Data entries
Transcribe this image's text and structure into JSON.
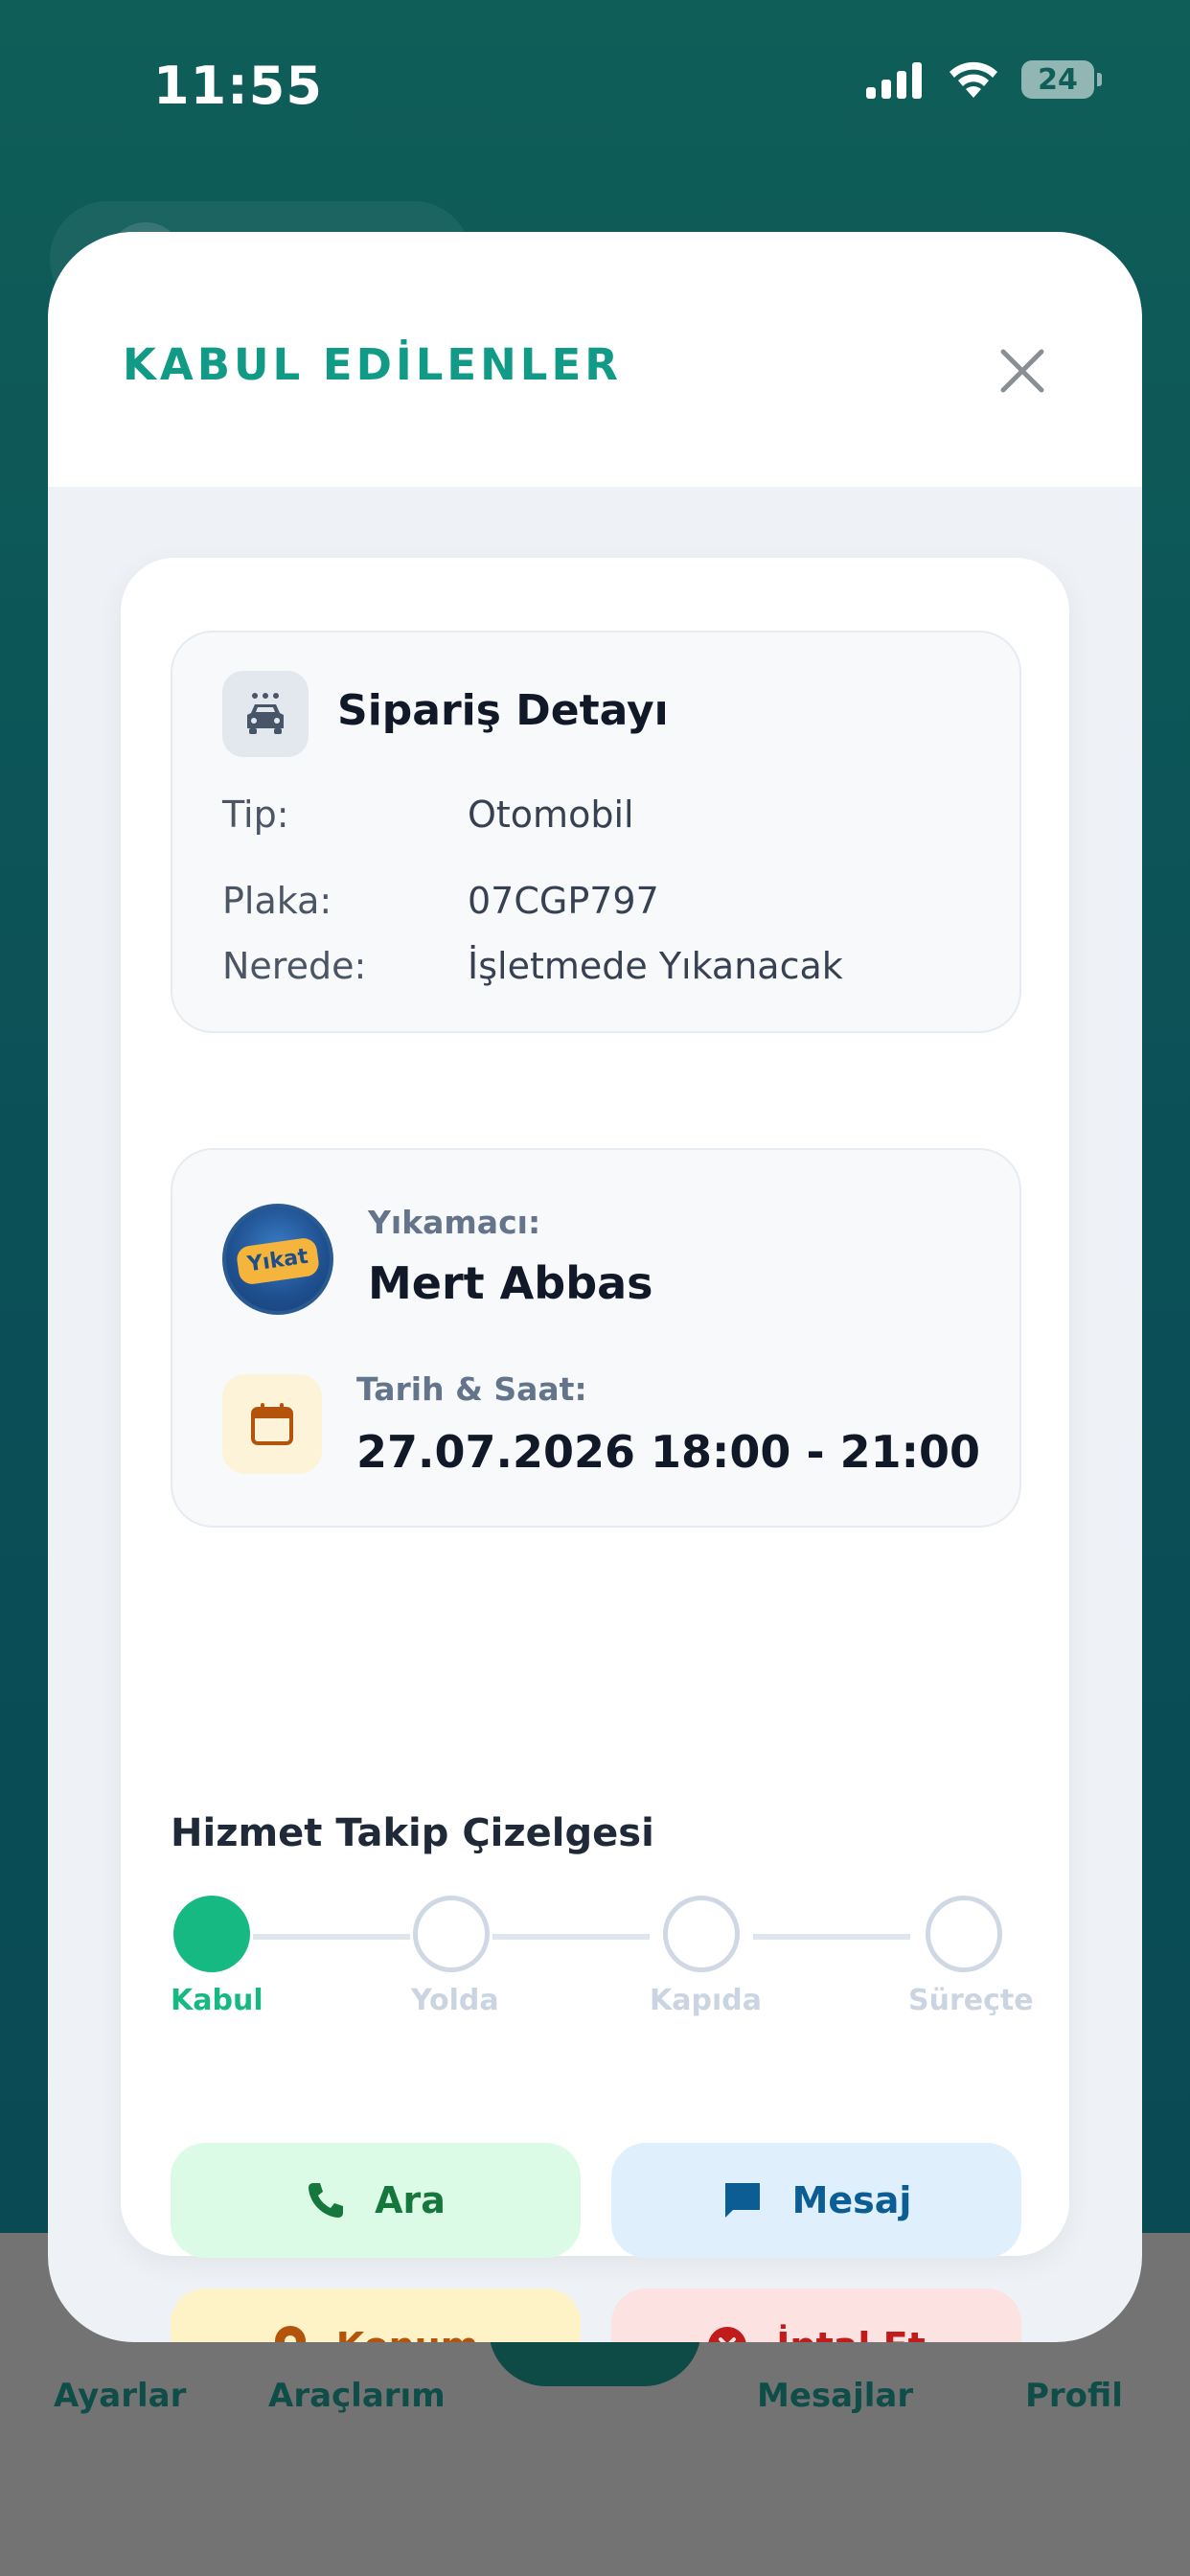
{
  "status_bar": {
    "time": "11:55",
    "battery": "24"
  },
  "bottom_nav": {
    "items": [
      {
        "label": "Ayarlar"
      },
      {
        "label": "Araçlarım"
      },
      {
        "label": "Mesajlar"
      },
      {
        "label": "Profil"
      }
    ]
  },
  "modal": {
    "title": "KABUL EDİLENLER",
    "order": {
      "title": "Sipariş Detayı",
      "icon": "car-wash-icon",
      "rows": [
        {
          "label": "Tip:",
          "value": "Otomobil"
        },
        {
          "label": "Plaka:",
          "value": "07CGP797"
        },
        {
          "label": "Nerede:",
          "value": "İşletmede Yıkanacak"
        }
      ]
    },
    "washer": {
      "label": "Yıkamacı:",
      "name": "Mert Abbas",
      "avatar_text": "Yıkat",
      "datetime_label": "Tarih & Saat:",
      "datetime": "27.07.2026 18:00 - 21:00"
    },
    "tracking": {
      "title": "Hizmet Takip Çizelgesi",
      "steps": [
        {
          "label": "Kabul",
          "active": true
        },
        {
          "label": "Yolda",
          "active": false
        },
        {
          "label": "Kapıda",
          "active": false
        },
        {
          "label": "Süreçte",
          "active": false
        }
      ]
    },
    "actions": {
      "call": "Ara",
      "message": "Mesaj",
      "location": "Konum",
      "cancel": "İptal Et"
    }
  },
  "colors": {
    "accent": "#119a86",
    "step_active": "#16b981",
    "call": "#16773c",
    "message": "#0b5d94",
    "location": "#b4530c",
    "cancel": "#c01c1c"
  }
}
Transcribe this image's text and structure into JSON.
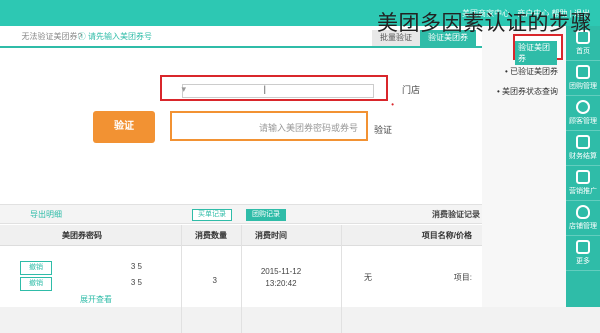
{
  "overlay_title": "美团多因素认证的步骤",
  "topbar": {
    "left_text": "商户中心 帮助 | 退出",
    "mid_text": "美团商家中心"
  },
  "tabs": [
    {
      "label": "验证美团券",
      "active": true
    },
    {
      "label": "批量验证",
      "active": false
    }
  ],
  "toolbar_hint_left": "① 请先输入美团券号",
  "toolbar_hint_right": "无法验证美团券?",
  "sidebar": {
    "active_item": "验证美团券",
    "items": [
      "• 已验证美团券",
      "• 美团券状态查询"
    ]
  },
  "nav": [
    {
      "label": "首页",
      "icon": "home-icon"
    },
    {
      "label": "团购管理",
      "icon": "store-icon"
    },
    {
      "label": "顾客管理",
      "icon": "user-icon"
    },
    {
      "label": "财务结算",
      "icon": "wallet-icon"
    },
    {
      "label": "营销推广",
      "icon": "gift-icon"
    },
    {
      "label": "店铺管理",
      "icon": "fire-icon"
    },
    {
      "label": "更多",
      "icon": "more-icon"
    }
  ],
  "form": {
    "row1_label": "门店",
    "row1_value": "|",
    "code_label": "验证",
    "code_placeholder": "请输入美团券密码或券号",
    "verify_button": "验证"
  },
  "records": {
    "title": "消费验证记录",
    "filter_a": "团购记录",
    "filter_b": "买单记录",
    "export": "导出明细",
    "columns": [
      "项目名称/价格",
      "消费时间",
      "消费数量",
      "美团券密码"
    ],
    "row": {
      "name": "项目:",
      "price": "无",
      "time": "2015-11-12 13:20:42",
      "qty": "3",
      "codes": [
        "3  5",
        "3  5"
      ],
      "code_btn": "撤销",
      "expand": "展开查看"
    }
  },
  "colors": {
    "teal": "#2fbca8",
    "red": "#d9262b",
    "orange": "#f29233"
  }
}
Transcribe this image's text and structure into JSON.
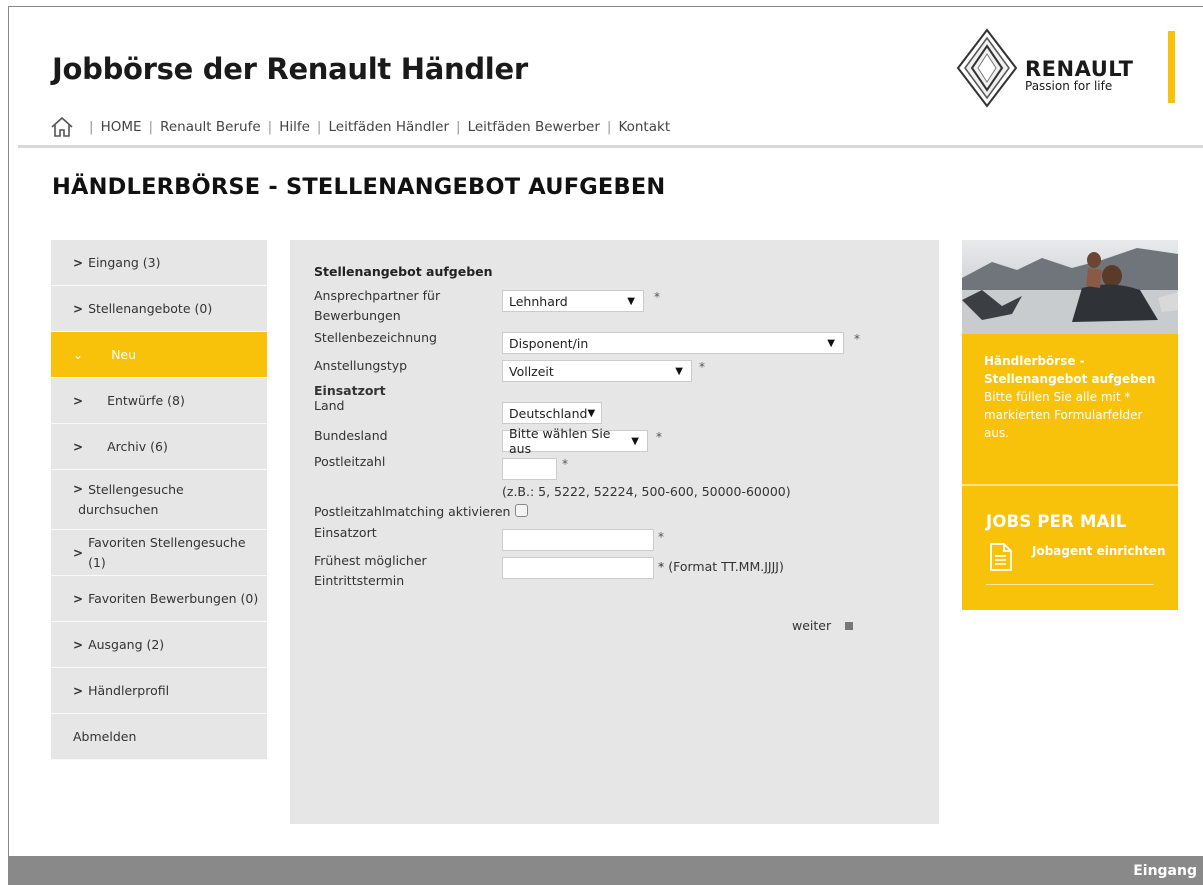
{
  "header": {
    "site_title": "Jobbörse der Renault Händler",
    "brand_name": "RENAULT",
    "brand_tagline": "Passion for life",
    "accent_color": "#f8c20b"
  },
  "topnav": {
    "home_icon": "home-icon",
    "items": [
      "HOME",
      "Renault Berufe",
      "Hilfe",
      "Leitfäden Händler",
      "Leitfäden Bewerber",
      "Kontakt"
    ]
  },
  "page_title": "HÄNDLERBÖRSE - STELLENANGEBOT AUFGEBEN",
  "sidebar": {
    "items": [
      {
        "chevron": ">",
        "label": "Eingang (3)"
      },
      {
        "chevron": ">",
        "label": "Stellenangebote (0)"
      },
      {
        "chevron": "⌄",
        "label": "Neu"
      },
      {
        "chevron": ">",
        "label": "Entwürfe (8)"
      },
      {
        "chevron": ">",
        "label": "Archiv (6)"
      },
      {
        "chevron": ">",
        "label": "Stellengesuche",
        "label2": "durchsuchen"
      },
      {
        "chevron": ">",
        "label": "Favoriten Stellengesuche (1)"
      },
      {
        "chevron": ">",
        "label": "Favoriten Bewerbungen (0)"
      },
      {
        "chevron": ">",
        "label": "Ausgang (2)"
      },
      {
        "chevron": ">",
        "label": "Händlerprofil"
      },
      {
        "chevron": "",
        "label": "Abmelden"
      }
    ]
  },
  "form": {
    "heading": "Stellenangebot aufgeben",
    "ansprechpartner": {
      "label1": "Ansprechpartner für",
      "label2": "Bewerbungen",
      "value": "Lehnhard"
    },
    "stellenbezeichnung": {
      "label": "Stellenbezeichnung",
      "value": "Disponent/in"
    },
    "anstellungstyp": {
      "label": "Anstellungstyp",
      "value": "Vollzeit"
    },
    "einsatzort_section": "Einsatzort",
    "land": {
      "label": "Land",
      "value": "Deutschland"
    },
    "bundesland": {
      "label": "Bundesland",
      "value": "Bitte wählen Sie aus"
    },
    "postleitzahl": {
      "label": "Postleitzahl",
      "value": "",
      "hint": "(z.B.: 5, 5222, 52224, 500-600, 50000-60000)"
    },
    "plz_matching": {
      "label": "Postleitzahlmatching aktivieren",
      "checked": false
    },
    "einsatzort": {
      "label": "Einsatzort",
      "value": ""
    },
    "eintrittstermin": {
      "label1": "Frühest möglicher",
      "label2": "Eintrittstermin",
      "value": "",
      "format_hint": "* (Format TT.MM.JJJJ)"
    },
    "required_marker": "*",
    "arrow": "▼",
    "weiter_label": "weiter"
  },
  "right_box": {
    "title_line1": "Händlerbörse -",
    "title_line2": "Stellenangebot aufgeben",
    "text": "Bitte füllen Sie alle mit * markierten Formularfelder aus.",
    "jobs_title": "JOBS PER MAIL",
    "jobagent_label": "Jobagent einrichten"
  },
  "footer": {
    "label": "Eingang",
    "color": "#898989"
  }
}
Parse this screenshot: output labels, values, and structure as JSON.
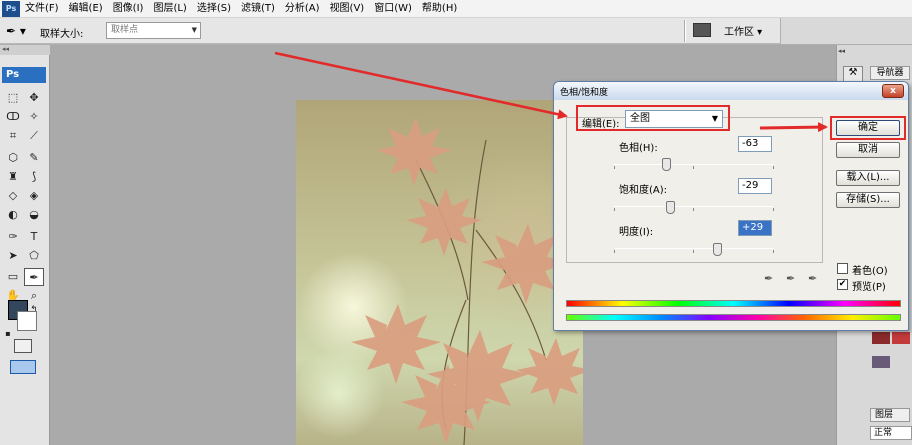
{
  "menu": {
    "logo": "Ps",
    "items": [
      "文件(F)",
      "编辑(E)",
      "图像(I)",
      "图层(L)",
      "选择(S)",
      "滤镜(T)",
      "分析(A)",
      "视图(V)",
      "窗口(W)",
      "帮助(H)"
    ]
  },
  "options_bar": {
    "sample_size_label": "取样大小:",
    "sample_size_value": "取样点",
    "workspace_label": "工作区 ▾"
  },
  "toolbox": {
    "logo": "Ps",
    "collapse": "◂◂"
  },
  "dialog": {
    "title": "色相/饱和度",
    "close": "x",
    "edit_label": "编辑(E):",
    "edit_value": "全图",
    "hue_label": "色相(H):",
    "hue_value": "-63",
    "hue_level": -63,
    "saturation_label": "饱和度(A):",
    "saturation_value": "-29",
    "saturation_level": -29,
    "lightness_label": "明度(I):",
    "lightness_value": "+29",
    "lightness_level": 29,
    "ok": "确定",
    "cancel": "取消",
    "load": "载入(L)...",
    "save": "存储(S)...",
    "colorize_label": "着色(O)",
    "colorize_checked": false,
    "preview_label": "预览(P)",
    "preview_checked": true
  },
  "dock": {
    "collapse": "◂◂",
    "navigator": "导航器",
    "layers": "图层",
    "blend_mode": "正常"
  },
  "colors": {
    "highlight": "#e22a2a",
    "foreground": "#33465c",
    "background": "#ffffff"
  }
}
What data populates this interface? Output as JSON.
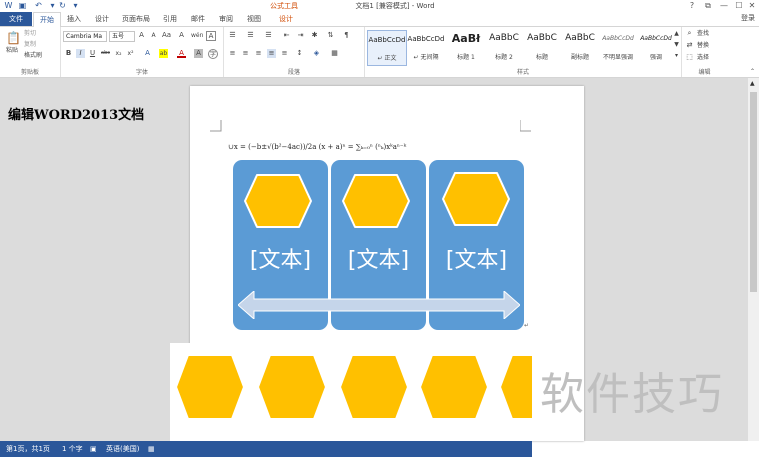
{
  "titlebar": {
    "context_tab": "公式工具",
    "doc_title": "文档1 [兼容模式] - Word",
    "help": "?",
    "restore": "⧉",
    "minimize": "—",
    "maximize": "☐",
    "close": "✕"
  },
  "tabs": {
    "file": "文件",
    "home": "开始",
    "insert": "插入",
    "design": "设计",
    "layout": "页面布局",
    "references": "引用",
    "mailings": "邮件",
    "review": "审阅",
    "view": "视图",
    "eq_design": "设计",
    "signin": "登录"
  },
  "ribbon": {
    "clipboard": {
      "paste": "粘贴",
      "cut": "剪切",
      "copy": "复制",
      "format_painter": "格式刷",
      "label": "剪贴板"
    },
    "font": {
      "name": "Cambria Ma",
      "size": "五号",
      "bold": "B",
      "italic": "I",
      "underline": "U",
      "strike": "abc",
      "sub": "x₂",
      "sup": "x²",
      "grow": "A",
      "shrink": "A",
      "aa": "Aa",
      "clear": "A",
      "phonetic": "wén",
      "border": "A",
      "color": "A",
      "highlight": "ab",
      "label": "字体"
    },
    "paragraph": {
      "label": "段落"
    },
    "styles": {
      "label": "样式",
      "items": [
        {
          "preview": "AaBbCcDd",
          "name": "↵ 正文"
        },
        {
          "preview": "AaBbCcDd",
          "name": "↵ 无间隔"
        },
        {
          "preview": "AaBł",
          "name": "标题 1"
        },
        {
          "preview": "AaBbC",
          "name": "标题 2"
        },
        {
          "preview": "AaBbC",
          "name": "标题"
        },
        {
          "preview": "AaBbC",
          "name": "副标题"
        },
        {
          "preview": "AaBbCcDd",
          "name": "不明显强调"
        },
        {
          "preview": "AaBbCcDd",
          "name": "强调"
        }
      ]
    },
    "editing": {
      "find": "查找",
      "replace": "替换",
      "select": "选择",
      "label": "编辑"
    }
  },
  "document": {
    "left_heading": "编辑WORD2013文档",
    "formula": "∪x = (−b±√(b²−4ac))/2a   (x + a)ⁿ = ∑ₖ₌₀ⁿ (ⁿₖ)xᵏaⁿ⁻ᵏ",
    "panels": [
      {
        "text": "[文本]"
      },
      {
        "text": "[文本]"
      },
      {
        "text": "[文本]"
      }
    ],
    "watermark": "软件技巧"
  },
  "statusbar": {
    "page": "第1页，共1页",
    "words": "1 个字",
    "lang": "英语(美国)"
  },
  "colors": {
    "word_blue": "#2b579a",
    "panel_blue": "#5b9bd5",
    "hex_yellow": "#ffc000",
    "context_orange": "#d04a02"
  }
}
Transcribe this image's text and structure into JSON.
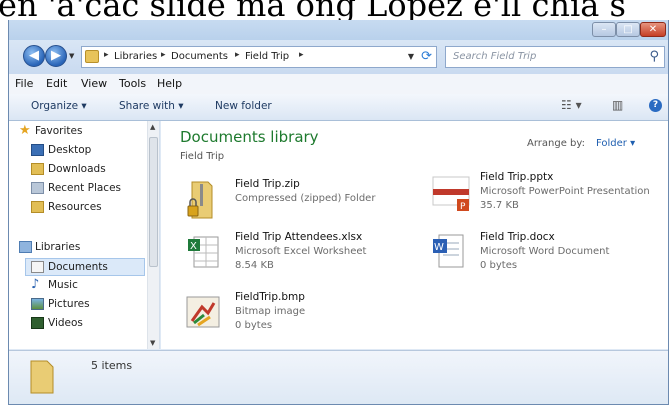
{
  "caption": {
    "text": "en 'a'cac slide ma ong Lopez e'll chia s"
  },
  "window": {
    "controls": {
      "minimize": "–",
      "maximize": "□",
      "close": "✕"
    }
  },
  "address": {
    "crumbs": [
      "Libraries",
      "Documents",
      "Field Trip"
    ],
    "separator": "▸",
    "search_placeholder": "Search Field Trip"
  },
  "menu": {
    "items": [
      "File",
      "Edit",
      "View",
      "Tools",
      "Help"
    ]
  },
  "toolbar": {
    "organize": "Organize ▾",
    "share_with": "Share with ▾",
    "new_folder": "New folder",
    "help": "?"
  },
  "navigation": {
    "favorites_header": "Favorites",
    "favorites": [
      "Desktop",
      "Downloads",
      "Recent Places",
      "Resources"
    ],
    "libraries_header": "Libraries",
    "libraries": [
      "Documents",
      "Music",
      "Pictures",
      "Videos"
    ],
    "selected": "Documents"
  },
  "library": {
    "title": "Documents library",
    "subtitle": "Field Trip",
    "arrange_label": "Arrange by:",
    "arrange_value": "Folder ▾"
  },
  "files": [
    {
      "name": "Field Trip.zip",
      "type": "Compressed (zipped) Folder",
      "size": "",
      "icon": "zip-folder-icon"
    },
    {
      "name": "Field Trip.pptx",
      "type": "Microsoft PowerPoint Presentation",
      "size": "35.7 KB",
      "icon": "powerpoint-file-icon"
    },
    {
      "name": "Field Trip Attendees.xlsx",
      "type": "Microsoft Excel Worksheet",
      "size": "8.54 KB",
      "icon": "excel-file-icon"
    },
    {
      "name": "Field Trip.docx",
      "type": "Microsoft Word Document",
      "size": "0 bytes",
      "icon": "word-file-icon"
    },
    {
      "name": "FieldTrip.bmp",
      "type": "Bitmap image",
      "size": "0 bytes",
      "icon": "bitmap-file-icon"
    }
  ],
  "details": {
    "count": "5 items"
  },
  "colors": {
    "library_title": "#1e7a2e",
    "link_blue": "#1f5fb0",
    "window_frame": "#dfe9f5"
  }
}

Task statement
Where a line above includes "Documents", copy that line.

Result of the task
      "Documents",
      "Documents",
    "selected": "Documents"
    "title": "Documents library",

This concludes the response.